**Extracted text**
If any of you play rugby for England can you please ignore the coaches and the captain and just play rugby. All of your natural talent and flair has been trained out of you. Also ignore anything said by anyone from the world of Rugby League. The two codes do not mix well.
It is October. Bob Dylan is visiting. I have tickets. Bring it on.
I owe Hanni an apology for saying last week that she was good at falling off horses. Hanni is an excellent horsewoman. She rides well, jumps well and trains horses well. She occasionally falls off them too. I look forward to meeting her in November
Below are my hints and tips to DT cryptic puzzle No 27,930 which will hopefully help you to solve the clues that you are finding difficult. Try the hint first and if you are still in the dark click on the greyed out box that says click here and the answer will be revealed.
Please leave a comment telling us what you thought. You can also add your assessment by selecting from one to five stars at the bottom of the post.
1a Four on the fiddle? (6,7)
STRING QUARTET: A group of four musicians, two violinists (fiddlers) one viola player and a cellist. Are viola players and cellists fiddlers?
10a Serious listener sent astray (7)
EARNEST: The organ used for listening and an anagram (astray) of SENT.
11a Media must make stand about false statement (7)
DAILIES: The media here are your newspapers which can be made by placing a low platform or lectern around a fib or untruth
12a Place where cubs may be left warm and dry (4)
LAIR: L(eft) and a word meaning to warm laundry that had been washed in order to remove dampness
13a Beginner to make money and gain experience (5)
LEARN: The beginner here is a L(earner) which when combined with a verb meaning to make money in return for labour or services will give a word which means to gather knowledge
14a Liberal-approved party game (4)
LUDO: This game was derived from an Indian game called Pachisi. It was patented thus in 1896. In the late fifties and early sixties it was played regularly in our household. I had the green counters. The clue is a charade of three crosswordland usual suspects. Follow the instructions and it will fit into place nicely. The word L(iberal) gives us the letter L. The word approved strangely indicates the letter U from way back in time when there was a fashion for calling things U and Non U. A party is a “Do” put the three together to find a board game.
17a The loss-making accommodation for students (7)
HOSTELS: Anagram (Making) of THE LOSS
18a Odd, Bobby not on his round? (7)
OFFBEAT: The opposite of ON and a word describing a policeman’s regular patrol.
19a Idealistic Scotsman follows upper-class head (7)
UTOPIAN: For the first letter here see my hint for 14ac. Add a word meaning head or the upper echelons and follow both with one of our two regular Scotsmen. Not Mac, the other fellow
22a Doubly exclude a major Shaw character (7)

(Element position data)
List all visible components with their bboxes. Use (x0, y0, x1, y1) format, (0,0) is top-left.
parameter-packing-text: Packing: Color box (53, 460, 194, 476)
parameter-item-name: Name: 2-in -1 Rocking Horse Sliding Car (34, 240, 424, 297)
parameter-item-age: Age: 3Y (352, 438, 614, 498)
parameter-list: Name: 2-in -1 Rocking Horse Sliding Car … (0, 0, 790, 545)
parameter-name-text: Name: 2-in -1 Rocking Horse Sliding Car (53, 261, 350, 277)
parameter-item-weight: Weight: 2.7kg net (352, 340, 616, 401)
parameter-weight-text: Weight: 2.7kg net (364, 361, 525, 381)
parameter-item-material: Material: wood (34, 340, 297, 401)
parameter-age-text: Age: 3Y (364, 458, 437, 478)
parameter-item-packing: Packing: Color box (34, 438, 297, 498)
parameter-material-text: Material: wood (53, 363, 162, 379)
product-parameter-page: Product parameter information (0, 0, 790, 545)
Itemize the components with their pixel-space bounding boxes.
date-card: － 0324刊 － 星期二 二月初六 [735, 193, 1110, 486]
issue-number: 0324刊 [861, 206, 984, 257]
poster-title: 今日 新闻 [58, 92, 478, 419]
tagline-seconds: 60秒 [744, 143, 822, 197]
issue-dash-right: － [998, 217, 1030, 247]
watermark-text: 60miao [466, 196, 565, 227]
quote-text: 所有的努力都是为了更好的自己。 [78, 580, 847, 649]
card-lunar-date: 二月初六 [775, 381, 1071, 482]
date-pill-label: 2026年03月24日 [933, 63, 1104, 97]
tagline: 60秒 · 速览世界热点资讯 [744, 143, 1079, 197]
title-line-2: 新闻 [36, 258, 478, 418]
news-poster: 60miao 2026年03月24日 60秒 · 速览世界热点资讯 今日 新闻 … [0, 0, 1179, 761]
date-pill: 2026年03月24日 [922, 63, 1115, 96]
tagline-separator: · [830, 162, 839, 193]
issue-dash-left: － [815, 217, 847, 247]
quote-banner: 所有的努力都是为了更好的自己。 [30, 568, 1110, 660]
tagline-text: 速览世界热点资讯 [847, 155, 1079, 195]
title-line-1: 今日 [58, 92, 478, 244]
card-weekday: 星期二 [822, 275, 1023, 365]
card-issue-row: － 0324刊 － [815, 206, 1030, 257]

**Directions**
**1)** Answer these questions about the crossword hints text:
(a) What month does the writer say it is?
(b) In what year was the board game from clue 14a patented?
(c) What is the number of the DT cryptic puzzle the hints cover?
**2)** In the crossword hints text, rename "Hanni" as "Helga" in the passage starting with "If any of you" and going on through "will be revealed.".
The listing was taken from a separate source and has no connection to the text.

**The solutions**
**1)**
(a) October
(b) 1896
(c) 27,930

**2)**
If any of you play rugby for England can you please ignore the coaches and the captain and just play rugby. All of your natural talent and flair has been trained out of you. Also ignore anything said by anyone from the world of Rugby League. The two codes do not mix well.
It is October. Bob Dylan is visiting. I have tickets. Bring it on.
I owe Helga an apology for saying last week that she was good at falling off horses. Helga is an excellent horsewoman. She rides well, jumps well and trains horses well. She occasionally falls off them too. I look forward to meeting her in November
Below are my hints and tips to DT cryptic puzzle No 27,930 which will hopefully help you to solve the clues that you are finding difficult. Try the hint first and if you are still in the dark click on the greyed out box that says click here and the answer will be revealed.